Write out the listing below again, precisely as it is given.

---------- Dataset rows ----------

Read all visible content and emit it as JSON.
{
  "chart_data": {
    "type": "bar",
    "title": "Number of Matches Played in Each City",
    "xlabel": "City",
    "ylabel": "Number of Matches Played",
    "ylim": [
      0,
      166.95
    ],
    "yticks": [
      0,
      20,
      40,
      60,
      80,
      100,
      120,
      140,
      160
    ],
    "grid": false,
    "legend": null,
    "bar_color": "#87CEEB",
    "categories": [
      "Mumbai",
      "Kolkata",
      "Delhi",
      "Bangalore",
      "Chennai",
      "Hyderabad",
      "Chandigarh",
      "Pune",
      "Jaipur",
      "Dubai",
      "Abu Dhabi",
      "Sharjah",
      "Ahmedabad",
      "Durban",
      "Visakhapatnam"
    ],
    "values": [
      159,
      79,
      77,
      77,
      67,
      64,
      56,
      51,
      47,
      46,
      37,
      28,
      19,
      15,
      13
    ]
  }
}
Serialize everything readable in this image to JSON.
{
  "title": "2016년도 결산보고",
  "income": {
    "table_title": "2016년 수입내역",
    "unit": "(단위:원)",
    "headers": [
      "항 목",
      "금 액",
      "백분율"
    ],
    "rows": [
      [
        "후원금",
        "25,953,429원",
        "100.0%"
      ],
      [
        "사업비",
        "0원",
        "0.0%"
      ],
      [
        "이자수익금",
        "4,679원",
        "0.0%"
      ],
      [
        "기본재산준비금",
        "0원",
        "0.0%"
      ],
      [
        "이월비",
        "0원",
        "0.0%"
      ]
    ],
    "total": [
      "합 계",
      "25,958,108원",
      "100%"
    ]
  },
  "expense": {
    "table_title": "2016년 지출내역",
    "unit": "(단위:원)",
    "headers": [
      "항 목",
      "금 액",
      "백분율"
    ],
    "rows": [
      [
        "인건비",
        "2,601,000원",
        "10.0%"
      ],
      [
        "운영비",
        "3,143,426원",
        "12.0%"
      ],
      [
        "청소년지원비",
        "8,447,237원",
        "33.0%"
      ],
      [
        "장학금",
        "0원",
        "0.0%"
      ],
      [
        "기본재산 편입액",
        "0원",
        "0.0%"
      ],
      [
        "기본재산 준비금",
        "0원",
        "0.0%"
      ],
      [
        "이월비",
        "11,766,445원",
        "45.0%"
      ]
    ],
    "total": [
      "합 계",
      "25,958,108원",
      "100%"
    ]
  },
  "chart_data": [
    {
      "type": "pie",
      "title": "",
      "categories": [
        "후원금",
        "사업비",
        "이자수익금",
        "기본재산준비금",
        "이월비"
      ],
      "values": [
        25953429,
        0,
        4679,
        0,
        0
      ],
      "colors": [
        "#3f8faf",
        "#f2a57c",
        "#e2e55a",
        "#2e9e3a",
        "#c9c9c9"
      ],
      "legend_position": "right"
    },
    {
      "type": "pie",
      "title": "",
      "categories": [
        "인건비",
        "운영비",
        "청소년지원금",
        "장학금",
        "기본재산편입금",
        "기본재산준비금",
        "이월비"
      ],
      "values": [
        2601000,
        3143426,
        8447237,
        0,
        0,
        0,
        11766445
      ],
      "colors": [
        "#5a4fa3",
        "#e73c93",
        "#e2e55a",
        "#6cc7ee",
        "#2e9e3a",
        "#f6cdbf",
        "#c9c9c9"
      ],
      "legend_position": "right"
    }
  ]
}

----------

§ **Complete output**:
Read all visible content and emit it as JSON.
{
  "chart_data": {
    "type": "bar",
    "title": "Number of Matches Played in Each City",
    "xlabel": "City",
    "ylabel": "Number of Matches Played",
    "ylim": [
      0,
      166.95
    ],
    "yticks": [
      0,
      20,
      40,
      60,
      80,
      100,
      120,
      140,
      160
    ],
    "grid": false,
    "legend": null,
    "bar_color": "#87CEEB",
    "categories": [
      "Mumbai",
      "Kolkata",
      "Delhi",
      "Bangalore",
      "Chennai",
      "Hyderabad",
      "Chandigarh",
      "Pune",
      "Jaipur",
      "Dubai",
      "Abu Dhabi",
      "Sharjah",
      "Ahmedabad",
      "Durban",
      "Visakhapatnam"
    ],
    "values": [
      159,
      79,
      77,
      77,
      67,
      64,
      56,
      51,
      47,
      46,
      37,
      28,
      19,
      15,
      13
    ]
  }
}
Serialize everything readable in this image to JSON.
{
  "title": "2016년도 결산보고",
  "income": {
    "table_title": "2016년 수입내역",
    "unit": "(단위:원)",
    "headers": [
      "항 목",
      "금 액",
      "백분율"
    ],
    "rows": [
      [
        "후원금",
        "25,953,429원",
        "100.0%"
      ],
      [
        "사업비",
        "0원",
        "0.0%"
      ],
      [
        "이자수익금",
        "4,679원",
        "0.0%"
      ],
      [
        "기본재산준비금",
        "0원",
        "0.0%"
      ],
      [
        "이월비",
        "0원",
        "0.0%"
      ]
    ],
    "total": [
      "합 계",
      "25,958,108원",
      "100%"
    ]
  },
  "expense": {
    "table_title": "2016년 지출내역",
    "unit": "(단위:원)",
    "headers": [
      "항 목",
      "금 액",
      "백분율"
    ],
    "rows": [
      [
        "인건비",
        "2,601,000원",
        "10.0%"
      ],
      [
        "운영비",
        "3,143,426원",
        "12.0%"
      ],
      [
        "청소년지원비",
        "8,447,237원",
        "33.0%"
      ],
      [
        "장학금",
        "0원",
        "0.0%"
      ],
      [
        "기본재산 편입액",
        "0원",
        "0.0%"
      ],
      [
        "기본재산 준비금",
        "0원",
        "0.0%"
      ],
      [
        "이월비",
        "11,766,445원",
        "45.0%"
      ]
    ],
    "total": [
      "합 계",
      "25,958,108원",
      "100%"
    ]
  },
  "chart_data": [
    {
      "type": "pie",
      "title": "",
      "categories": [
        "후원금",
        "사업비",
        "이자수익금",
        "기본재산준비금",
        "이월비"
      ],
      "values": [
        25953429,
        0,
        4679,
        0,
        0
      ],
      "colors": [
        "#3f8faf",
        "#f2a57c",
        "#e2e55a",
        "#2e9e3a",
        "#c9c9c9"
      ],
      "legend_position": "right"
    },
    {
      "type": "pie",
      "title": "",
      "categories": [
        "인건비",
        "운영비",
        "청소년지원금",
        "장학금",
        "기본재산편입금",
        "기본재산준비금",
        "이월비"
      ],
      "values": [
        2601000,
        3143426,
        8447237,
        0,
        0,
        0,
        11766445
      ],
      "colors": [
        "#5a4fa3",
        "#e73c93",
        "#e2e55a",
        "#6cc7ee",
        "#2e9e3a",
        "#f6cdbf",
        "#c9c9c9"
      ],
      "legend_position": "right"
    }
  ]
}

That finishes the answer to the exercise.